__Exercise data__

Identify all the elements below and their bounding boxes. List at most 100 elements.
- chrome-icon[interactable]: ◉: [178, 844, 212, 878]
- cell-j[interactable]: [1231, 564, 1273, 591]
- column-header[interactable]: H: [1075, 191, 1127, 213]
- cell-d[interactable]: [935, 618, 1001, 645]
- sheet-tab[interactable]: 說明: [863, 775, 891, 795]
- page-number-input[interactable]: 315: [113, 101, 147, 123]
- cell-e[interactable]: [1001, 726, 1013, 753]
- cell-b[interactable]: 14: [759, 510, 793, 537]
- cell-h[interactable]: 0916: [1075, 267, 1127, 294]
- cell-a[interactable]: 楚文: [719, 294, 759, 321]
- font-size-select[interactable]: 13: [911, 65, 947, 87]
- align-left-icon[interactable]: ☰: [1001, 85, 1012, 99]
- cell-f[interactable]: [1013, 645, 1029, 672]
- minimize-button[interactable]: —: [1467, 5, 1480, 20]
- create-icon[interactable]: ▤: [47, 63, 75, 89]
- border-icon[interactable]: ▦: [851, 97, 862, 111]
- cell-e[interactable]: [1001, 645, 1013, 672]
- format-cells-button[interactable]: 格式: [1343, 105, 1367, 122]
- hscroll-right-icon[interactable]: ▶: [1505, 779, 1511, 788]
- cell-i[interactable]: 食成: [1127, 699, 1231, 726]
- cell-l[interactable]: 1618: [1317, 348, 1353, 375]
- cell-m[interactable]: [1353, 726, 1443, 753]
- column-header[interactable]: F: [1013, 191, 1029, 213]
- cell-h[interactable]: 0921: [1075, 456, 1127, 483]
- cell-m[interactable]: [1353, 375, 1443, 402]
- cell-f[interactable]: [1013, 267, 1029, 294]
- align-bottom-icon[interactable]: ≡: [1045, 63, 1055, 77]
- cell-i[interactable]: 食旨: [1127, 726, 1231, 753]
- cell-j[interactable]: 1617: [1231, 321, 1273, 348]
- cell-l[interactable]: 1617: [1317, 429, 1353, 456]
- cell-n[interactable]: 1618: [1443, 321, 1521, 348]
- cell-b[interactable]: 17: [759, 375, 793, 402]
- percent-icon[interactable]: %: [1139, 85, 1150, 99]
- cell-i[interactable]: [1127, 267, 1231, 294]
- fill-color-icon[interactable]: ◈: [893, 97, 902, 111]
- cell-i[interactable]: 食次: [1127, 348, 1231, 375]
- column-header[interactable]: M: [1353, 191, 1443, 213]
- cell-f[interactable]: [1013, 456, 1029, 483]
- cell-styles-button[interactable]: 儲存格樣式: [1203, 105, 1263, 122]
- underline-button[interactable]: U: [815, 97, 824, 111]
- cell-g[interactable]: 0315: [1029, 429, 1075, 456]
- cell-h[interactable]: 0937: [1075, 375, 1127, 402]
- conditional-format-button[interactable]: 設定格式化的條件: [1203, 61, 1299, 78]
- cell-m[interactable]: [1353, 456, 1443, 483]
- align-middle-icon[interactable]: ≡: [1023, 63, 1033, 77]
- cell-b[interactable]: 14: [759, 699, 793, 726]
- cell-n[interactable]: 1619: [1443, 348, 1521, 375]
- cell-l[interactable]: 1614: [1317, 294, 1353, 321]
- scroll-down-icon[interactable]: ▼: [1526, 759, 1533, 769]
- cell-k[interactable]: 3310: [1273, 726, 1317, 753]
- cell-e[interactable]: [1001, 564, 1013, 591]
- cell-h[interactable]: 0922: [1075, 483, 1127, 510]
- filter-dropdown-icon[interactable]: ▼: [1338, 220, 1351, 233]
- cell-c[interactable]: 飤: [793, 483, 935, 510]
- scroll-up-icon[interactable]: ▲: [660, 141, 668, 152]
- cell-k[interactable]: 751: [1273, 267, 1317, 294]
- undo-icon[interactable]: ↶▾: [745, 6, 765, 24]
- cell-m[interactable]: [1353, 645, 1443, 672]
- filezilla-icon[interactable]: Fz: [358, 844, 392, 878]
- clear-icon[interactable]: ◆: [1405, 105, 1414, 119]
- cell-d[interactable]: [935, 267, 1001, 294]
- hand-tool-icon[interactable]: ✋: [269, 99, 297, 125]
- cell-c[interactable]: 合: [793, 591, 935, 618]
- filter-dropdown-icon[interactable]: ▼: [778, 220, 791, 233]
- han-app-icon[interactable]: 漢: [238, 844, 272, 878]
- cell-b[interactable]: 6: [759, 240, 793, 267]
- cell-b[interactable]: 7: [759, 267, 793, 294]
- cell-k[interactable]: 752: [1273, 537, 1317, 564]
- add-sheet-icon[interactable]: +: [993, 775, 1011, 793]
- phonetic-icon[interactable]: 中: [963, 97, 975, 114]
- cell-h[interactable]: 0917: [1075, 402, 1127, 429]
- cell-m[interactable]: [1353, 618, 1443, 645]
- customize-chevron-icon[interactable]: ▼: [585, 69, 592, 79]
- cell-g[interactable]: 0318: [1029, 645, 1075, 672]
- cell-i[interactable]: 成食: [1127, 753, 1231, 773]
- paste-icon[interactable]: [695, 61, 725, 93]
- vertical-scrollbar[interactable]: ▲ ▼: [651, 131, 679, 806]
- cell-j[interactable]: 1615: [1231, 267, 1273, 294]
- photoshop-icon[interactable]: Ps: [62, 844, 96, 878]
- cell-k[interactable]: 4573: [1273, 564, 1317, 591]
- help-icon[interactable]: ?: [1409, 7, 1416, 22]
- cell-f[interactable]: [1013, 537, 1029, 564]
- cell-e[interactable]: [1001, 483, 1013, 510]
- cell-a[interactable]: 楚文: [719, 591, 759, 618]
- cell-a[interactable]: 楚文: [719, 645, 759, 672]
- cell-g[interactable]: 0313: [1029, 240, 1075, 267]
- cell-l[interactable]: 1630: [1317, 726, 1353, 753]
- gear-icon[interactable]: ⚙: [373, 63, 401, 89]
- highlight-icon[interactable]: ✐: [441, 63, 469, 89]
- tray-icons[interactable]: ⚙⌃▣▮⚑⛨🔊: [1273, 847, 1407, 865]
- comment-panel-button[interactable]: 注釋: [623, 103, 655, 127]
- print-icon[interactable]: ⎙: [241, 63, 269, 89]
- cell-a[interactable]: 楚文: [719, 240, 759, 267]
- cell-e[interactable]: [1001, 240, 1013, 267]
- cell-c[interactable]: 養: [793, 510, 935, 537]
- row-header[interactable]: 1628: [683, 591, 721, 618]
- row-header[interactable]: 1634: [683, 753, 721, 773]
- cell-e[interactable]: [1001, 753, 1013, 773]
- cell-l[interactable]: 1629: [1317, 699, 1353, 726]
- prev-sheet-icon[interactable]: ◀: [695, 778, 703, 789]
==
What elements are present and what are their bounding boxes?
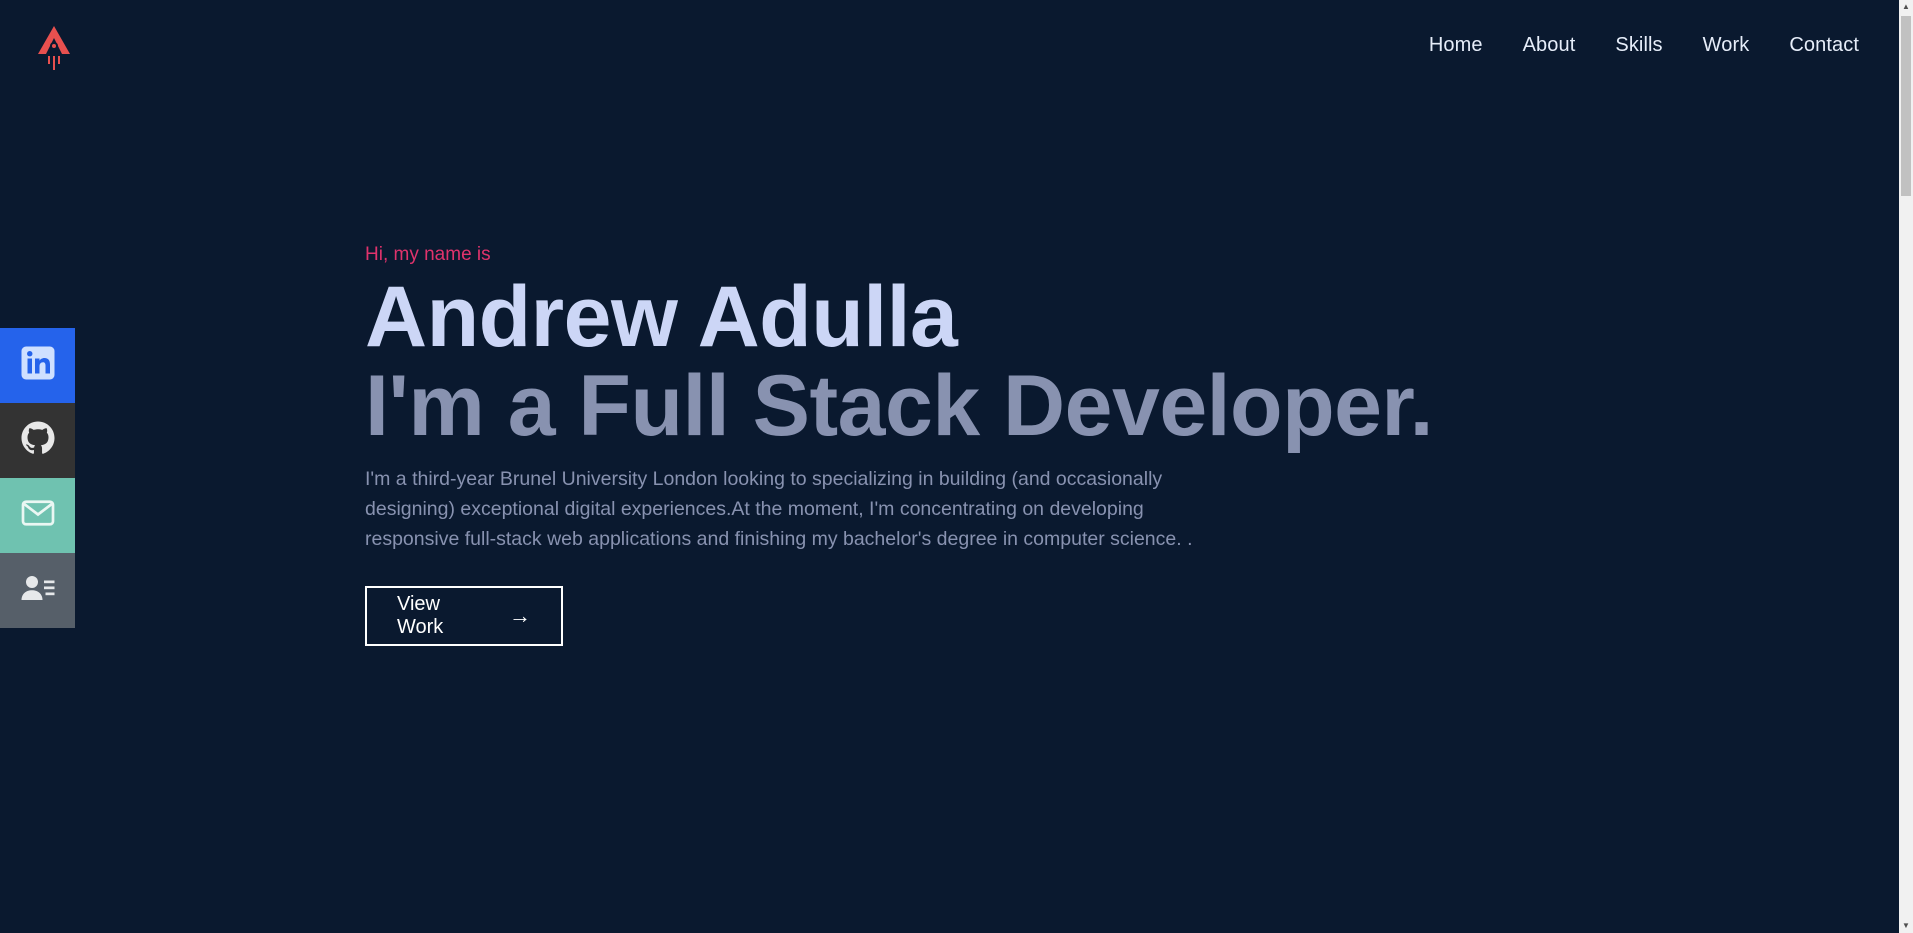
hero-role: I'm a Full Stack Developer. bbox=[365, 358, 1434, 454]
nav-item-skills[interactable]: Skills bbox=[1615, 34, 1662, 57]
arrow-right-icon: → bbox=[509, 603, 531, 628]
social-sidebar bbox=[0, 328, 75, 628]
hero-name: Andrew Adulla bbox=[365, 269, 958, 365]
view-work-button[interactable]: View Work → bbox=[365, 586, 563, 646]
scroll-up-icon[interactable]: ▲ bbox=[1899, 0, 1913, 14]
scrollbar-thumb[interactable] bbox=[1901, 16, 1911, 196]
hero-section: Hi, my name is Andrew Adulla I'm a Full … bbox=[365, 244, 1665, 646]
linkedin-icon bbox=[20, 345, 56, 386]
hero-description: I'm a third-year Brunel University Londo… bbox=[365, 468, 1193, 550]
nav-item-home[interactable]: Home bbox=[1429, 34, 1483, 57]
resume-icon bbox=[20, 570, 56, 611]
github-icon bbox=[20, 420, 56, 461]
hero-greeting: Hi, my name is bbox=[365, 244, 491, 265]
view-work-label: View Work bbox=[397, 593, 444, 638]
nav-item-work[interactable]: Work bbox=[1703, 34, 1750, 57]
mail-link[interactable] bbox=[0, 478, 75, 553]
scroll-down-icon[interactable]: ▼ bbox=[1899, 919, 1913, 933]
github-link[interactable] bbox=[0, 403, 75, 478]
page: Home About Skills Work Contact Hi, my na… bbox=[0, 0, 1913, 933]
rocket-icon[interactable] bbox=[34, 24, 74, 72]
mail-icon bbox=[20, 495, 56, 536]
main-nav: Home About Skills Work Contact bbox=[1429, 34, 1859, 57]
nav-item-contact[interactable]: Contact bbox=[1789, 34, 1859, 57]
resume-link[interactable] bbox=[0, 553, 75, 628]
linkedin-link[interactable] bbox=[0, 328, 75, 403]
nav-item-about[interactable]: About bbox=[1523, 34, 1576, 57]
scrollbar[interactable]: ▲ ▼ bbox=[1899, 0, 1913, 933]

__What is needed__
Reproduce the lines of the records between the line holding "Identify all the" and the line holding "- cell-d[interactable]: [935, 618, 1001, 645]", inclusive, substituting "clickable" for "interactable" and leaving everything else unchanged.

__The completed task__
Identify all the elements below and their bounding boxes. List at most 100 elements.
- chrome-icon[clickable]: ◉: [178, 844, 212, 878]
- cell-j[clickable]: [1231, 564, 1273, 591]
- column-header[clickable]: H: [1075, 191, 1127, 213]
- cell-d[clickable]: [935, 618, 1001, 645]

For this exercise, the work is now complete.